### Problem to solve
Line by line, copy the listing below exactly.

### Supplied material
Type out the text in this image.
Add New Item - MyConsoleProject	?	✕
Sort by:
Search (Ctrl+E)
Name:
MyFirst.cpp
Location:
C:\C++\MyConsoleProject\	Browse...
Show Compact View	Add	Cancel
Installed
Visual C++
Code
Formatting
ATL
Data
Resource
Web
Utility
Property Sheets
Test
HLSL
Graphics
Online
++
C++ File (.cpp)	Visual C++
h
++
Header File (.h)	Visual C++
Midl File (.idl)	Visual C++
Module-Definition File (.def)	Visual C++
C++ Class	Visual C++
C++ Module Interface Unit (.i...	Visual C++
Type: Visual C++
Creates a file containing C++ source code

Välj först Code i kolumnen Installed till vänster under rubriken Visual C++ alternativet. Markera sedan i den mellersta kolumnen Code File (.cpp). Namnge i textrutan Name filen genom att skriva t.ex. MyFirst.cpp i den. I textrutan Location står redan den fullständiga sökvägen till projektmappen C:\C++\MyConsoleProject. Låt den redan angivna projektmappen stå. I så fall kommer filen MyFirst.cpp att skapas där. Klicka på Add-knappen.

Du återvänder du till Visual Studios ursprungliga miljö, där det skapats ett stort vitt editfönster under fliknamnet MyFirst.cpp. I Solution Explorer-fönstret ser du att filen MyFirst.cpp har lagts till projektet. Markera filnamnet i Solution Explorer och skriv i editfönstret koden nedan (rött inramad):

### Task output
Type out the text in this image.
Add New Item - MyConsoleProject	?	✕
Sort by:
Search (Ctrl+E)
Name:
MyFirst.cpp
Location:
C:\C++\MyConsoleProject\	Browse...
Show Compact View	Add	Cancel
Installed
Visual C++
Code
Formatting
ATL
Data
Resource
Web
Utility
Property Sheets
Test
HLSL
Graphics
Online
++
C++ File (.cpp)	Visual C++
h
++
Header File (.h)	Visual C++
Midl File (.idl)	Visual C++
Module-Definition File (.def)	Visual C++
C++ Class	Visual C++
C++ Module Interface Unit (.i...	Visual C++
Type: Visual C++
Creates a file containing C++ source code

Välj först Code i kolumnen Installed till vänster under rubriken Visual C++ alternativet. Markera sedan i den mellersta kolumnen Code File (.cpp). Namnge i textrutan Name filen genom att skriva t.ex. MyFirst.cpp i den. I textrutan Location står redan den fullständiga sökvägen till projektmappen C:\C++\MyConsoleProject. Låt den redan angivna projektmappen stå. I så fall kommer filen MyFirst.cpp att skapas där. Klicka på Add-knappen.

Du återvänder du till Visual Studios ursprungliga miljö, där det skapats ett stort vitt editfönster under fliknamnet MyFirst.cpp. I Solution Explorer-fönstret ser du att filen MyFirst.cpp har lagts till projektet. Markera filnamnet i Solution Explorer och skriv i editfönstret koden nedan (rött inramad):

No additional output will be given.